TASK:
Each entry below must be repeated word for word.

RECORDS TO PROCESS:
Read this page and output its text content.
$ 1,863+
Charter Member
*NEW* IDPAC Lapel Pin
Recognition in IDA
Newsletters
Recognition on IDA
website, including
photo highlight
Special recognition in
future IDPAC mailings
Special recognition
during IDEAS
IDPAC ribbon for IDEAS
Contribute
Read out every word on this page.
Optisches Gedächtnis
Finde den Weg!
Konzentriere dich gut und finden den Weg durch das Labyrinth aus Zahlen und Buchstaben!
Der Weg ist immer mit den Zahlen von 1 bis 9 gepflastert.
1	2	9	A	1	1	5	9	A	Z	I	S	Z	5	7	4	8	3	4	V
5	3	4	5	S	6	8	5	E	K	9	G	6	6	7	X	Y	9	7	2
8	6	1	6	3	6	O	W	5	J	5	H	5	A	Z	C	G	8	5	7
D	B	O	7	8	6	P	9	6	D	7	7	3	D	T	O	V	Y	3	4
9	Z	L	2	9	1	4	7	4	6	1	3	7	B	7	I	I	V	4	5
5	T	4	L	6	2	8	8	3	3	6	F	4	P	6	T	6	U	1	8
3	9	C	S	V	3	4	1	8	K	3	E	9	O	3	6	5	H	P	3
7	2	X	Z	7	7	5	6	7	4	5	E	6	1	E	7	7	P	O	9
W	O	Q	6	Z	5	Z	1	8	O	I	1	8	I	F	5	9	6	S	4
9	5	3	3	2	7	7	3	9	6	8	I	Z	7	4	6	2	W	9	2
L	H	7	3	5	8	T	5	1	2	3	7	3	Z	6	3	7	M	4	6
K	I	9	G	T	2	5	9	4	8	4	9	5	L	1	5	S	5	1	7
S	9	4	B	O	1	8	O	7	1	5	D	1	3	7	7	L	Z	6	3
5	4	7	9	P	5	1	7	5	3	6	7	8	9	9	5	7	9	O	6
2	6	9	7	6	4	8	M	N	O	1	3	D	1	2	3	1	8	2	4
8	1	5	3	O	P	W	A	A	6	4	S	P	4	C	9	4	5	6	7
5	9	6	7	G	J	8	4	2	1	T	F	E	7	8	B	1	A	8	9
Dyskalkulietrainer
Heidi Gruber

CORRECT RESULT:
Read this page and output its text content.
$ 1,863+
Charter Member
*NEW* IDPAC Lapel Pin
Recognition in IDA
Newsletters
Recognition on IDA
website, including
photo highlight
Special recognition in
future IDPAC mailings
Special recognition
during IDEAS
IDPAC ribbon for IDEAS
Contribute
Read out every word on this page.
Optisches Gedächtnis
Finde den Weg!
Konzentriere dich gut und finden den Weg durch das Labyrinth aus Zahlen und Buchstaben!
Der Weg ist immer mit den Zahlen von 1 bis 9 gepflastert.
1	2	9	A	1	1	5	9	A	Z	I	S	Z	5	7	4	8	3	4	V
5	3	4	5	S	6	8	5	E	K	9	G	6	6	7	X	Y	9	7	2
8	6	1	6	3	6	O	W	5	J	5	H	5	A	Z	C	G	8	5	7
D	B	O	7	8	6	P	9	6	D	7	7	3	D	T	O	V	Y	3	4
9	Z	L	2	9	1	4	7	4	6	1	3	7	B	7	I	I	V	4	5
5	T	4	L	6	2	8	8	3	3	6	F	4	P	6	T	6	U	1	8
3	9	C	S	V	3	4	1	8	K	3	E	9	O	3	6	5	H	P	3
7	2	X	Z	7	7	5	6	7	4	5	E	6	1	E	7	7	P	O	9
W	O	Q	6	Z	5	Z	1	8	O	I	1	8	I	F	5	9	6	S	4
9	5	3	3	2	7	7	3	9	6	8	I	Z	7	4	6	2	W	9	2
L	H	7	3	5	8	T	5	1	2	3	7	3	Z	6	3	7	M	4	6
K	I	9	G	T	2	5	9	4	8	4	9	5	L	1	5	S	5	1	7
S	9	4	B	O	1	8	O	7	1	5	D	1	3	7	7	L	Z	6	3
5	4	7	9	P	5	1	7	5	3	6	7	8	9	9	5	7	9	O	6
2	6	9	7	6	4	8	M	N	O	1	3	D	1	2	3	1	8	2	4
8	1	5	3	O	P	W	A	A	6	4	S	P	4	C	9	4	5	6	7
5	9	6	7	G	J	8	4	2	1	T	F	E	7	8	B	1	A	8	9
Dyskalkulietrainer
Heidi Gruber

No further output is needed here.